**Work required**
Copy each line of the records that contains the word "Untitled".
##### Information shown
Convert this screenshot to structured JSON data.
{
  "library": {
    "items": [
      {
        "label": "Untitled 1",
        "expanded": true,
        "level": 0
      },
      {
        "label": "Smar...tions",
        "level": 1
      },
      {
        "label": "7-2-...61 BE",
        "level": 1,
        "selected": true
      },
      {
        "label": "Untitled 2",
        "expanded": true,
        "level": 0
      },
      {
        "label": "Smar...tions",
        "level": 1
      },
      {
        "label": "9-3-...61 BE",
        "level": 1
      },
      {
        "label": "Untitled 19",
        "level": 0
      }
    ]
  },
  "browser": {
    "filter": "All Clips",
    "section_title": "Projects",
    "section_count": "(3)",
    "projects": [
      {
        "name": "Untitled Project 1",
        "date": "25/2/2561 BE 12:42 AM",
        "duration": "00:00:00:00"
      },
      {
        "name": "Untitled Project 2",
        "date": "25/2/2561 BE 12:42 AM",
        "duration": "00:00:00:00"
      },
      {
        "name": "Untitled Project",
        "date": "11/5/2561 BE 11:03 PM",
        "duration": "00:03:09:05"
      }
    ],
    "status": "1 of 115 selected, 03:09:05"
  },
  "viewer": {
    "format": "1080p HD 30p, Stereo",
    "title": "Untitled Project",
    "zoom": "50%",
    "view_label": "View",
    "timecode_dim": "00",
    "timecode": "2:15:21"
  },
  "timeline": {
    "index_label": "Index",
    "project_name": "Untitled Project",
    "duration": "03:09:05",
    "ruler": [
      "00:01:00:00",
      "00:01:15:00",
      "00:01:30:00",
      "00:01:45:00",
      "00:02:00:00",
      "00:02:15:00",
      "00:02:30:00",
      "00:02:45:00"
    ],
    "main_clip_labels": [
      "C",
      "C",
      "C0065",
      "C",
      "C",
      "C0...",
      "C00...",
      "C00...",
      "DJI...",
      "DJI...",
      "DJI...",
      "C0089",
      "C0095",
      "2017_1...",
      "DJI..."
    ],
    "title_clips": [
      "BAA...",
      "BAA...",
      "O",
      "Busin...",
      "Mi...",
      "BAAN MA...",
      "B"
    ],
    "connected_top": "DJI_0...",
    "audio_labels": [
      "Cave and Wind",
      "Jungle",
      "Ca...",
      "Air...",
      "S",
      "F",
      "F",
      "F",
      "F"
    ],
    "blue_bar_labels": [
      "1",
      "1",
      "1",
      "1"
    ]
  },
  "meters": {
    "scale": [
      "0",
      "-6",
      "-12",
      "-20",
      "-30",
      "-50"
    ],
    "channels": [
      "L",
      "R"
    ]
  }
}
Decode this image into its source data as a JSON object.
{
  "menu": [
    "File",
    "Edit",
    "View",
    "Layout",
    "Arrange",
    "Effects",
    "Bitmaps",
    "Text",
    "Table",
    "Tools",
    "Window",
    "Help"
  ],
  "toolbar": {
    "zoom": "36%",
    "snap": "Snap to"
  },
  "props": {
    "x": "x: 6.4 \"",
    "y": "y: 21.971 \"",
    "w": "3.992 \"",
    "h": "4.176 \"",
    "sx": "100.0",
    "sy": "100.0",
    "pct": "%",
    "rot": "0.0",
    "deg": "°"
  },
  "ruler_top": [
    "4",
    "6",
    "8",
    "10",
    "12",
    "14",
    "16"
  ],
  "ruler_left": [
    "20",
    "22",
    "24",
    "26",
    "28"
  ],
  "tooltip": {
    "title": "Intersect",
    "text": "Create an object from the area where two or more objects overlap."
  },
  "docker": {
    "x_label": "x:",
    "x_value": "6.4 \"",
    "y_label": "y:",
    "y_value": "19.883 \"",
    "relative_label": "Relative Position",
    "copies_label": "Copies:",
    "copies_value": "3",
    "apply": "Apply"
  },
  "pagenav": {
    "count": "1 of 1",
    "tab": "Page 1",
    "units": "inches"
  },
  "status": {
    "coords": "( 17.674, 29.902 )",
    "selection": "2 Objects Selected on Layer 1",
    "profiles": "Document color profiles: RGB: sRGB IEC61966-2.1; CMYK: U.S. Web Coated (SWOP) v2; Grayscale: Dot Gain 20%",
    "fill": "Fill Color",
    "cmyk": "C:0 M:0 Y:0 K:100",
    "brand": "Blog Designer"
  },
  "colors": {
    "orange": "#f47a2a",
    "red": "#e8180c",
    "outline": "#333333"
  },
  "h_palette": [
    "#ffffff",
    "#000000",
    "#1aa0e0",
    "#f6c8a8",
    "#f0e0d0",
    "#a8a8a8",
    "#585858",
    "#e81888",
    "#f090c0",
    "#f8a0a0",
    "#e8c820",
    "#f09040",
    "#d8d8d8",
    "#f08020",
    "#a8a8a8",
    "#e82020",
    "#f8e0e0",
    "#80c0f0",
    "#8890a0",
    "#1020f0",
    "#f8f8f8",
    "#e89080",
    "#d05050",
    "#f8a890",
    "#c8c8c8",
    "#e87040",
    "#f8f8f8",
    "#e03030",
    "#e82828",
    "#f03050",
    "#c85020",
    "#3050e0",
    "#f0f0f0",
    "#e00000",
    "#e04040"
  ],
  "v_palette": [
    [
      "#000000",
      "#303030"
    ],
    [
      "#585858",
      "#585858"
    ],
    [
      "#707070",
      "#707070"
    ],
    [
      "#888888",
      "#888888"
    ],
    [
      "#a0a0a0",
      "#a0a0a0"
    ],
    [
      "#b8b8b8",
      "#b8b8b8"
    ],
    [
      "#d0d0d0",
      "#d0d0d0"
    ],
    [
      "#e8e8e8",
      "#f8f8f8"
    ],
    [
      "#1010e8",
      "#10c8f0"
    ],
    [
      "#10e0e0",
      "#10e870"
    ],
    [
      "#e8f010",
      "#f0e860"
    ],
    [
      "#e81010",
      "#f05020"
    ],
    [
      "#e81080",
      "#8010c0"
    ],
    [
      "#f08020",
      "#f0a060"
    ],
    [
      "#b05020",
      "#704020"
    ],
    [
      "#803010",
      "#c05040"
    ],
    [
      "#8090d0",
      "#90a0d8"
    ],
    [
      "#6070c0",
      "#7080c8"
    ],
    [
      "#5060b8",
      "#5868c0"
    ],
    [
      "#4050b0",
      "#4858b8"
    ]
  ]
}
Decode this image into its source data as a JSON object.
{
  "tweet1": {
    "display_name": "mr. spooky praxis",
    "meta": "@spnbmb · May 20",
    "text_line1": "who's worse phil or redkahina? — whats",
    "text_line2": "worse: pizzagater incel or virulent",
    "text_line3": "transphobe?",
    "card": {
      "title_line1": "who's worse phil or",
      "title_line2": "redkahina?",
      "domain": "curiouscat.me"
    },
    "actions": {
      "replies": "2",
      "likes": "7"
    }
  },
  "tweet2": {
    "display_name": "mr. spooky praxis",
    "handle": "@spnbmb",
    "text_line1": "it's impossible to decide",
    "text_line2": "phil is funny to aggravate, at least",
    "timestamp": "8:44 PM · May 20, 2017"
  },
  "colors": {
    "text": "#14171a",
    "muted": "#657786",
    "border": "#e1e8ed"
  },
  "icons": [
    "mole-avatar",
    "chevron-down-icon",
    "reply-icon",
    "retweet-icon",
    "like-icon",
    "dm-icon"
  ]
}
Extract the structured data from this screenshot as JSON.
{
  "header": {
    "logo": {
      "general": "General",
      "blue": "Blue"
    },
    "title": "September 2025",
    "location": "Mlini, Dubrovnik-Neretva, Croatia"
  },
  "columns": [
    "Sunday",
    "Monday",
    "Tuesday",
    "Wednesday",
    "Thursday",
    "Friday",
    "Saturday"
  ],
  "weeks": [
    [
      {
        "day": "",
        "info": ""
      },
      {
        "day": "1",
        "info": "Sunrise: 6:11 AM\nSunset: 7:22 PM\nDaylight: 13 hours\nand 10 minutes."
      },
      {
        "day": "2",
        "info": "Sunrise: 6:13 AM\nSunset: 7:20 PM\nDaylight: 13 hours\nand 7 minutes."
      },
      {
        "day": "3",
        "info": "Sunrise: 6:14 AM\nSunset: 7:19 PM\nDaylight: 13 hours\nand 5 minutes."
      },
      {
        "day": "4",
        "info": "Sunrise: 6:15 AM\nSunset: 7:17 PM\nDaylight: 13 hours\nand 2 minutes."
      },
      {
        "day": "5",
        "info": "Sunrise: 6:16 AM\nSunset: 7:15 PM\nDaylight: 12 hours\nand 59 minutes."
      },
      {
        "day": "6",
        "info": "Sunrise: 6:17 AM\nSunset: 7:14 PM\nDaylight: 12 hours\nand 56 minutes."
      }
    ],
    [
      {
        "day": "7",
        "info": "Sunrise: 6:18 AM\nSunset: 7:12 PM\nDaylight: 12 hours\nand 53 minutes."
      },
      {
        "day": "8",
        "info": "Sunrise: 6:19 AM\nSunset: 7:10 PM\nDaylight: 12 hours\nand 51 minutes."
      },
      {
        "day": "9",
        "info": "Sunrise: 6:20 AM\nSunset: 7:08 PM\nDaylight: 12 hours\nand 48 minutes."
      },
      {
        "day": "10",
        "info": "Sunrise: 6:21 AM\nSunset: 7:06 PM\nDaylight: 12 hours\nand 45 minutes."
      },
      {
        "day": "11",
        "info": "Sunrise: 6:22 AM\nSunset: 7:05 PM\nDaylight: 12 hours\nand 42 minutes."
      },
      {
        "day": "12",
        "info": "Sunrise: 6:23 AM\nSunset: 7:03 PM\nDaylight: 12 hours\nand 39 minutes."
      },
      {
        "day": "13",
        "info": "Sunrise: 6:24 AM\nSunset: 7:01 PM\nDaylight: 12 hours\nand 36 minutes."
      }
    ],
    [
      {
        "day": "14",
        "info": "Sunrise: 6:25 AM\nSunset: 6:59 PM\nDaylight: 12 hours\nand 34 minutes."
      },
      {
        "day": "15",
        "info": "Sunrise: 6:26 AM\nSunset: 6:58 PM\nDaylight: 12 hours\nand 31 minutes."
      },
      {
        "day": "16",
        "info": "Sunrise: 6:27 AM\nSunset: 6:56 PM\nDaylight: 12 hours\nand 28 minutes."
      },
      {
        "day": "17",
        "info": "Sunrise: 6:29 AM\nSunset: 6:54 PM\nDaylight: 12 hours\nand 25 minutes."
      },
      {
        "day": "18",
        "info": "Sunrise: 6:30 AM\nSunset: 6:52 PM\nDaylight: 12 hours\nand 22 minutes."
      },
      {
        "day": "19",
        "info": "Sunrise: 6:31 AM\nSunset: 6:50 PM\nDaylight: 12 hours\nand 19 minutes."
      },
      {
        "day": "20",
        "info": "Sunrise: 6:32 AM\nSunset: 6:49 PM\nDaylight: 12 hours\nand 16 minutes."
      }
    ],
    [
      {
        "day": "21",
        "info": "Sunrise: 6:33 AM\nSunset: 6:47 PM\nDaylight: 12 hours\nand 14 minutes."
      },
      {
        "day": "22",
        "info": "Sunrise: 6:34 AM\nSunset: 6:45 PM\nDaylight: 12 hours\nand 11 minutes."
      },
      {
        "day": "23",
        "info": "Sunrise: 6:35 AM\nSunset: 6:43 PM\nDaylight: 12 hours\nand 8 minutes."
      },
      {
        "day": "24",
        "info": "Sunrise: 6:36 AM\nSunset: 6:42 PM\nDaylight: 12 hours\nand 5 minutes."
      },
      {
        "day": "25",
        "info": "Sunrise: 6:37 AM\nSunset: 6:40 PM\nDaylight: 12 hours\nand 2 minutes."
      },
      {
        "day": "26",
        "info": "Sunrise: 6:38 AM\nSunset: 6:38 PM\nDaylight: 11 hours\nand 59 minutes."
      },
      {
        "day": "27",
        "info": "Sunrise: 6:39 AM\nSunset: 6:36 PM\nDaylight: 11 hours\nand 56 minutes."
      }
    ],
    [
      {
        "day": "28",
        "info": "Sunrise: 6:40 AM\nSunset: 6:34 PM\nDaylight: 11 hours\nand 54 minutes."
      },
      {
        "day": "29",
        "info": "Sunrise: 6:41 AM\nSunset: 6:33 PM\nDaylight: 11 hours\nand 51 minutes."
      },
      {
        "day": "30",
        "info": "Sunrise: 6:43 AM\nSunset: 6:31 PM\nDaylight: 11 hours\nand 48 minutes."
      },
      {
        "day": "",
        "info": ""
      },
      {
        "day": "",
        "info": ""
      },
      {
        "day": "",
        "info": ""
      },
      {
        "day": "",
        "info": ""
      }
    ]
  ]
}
##########
**Answer to the exercise**
        "label": "Untitled 1",
        "label": "Untitled 2",
        "label": "Untitled 19",
        "name": "Untitled Project 1",
        "name": "Untitled Project 2",
        "name": "Untitled Project",
    "title": "Untitled Project",
    "project_name": "Untitled Project",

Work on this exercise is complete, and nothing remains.